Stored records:
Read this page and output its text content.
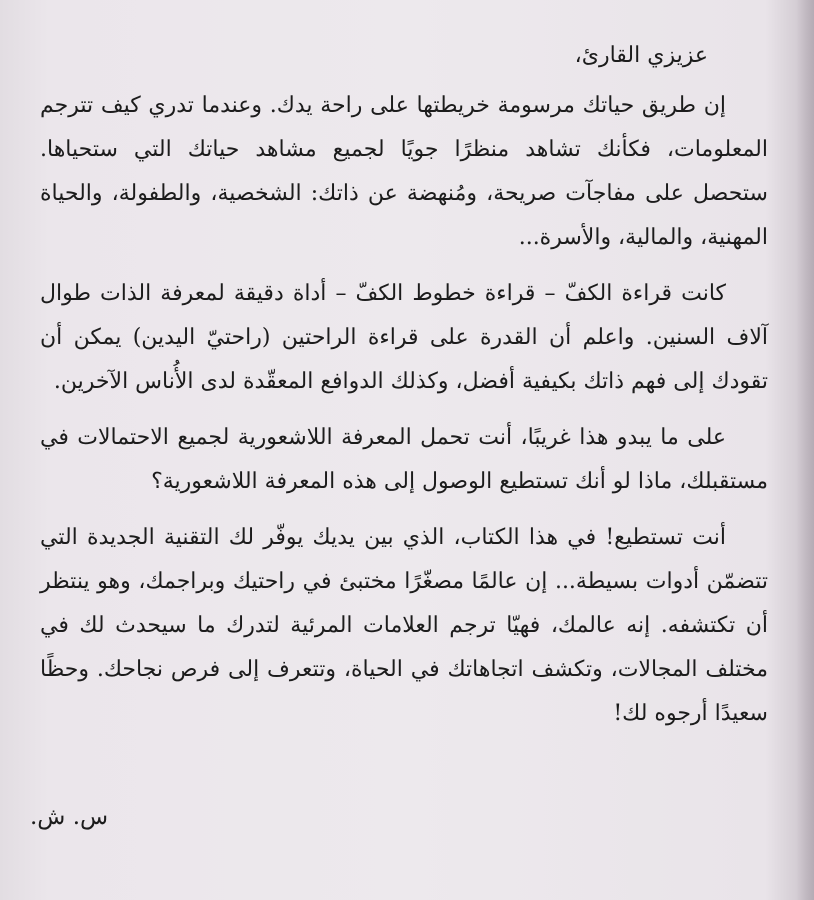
عزيزي القارئ،

إن طريق حياتك مرسومة خريطتها على راحة يدك. وعندما تدري كيف تترجم المعلومات، فكأنك تشاهد منظرًا جويًا لجميع مشاهد حياتك التي ستحياها. ستحصل على مفاجآت صريحة، ومُنهضة عن ذاتك: الشخصية، والطفولة، والحياة المهنية، والمالية، والأسرة...

كانت قراءة الكفّ – قراءة خطوط الكفّ – أداة دقيقة لمعرفة الذات طوال آلاف السنين. واعلم أن القدرة على قراءة الراحتين (راحتيّ اليدين) يمكن أن تقودك إلى فهم ذاتك بكيفية أفضل، وكذلك الدوافع المعقّدة لدى الأُناس الآخرين.

على ما يبدو هذا غريبًا، أنت تحمل المعرفة اللاشعورية لجميع الاحتمالات في مستقبلك، ماذا لو أنك تستطيع الوصول إلى هذه المعرفة اللاشعورية؟

أنت تستطيع! في هذا الكتاب، الذي بين يديك يوفّر لك التقنية الجديدة التي تتضمّن أدوات بسيطة... إن عالمًا مصغّرًا مختبئ في راحتيك وبراجمك، وهو ينتظر أن تكتشفه. إنه عالمك، فهيّا ترجم العلامات المرئية لتدرك ما سيحدث لك في مختلف المجالات، وتكشف اتجاهاتك في الحياة، وتتعرف إلى فرص نجاحك. وحظًا سعيدًا أرجوه لك!

س. ش.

SHORT TASK: Leave out the pictures and restate everything else word for word.

EXERCISE RESULT:
Read this page and output its text content.
عزيزي القارئ،

إن طريق حياتك مرسومة خريطتها على راحة يدك. وعندما تدري كيف تترجم المعلومات، فكأنك تشاهد منظرًا جويًا لجميع مشاهد حياتك التي ستحياها. ستحصل على مفاجآت صريحة، ومُنهضة عن ذاتك: الشخصية، والطفولة، والحياة المهنية، والمالية، والأسرة...

كانت قراءة الكفّ – قراءة خطوط الكفّ – أداة دقيقة لمعرفة الذات طوال آلاف السنين. واعلم أن القدرة على قراءة الراحتين (راحتيّ اليدين) يمكن أن تقودك إلى فهم ذاتك بكيفية أفضل، وكذلك الدوافع المعقّدة لدى الأُناس الآخرين.

على ما يبدو هذا غريبًا، أنت تحمل المعرفة اللاشعورية لجميع الاحتمالات في مستقبلك، ماذا لو أنك تستطيع الوصول إلى هذه المعرفة اللاشعورية؟

أنت تستطيع! في هذا الكتاب، الذي بين يديك يوفّر لك التقنية الجديدة التي تتضمّن أدوات بسيطة... إن عالمًا مصغّرًا مختبئ في راحتيك وبراجمك، وهو ينتظر أن تكتشفه. إنه عالمك، فهيّا ترجم العلامات المرئية لتدرك ما سيحدث لك في مختلف المجالات، وتكشف اتجاهاتك في الحياة، وتتعرف إلى فرص نجاحك. وحظًا سعيدًا أرجوه لك!

س. ش.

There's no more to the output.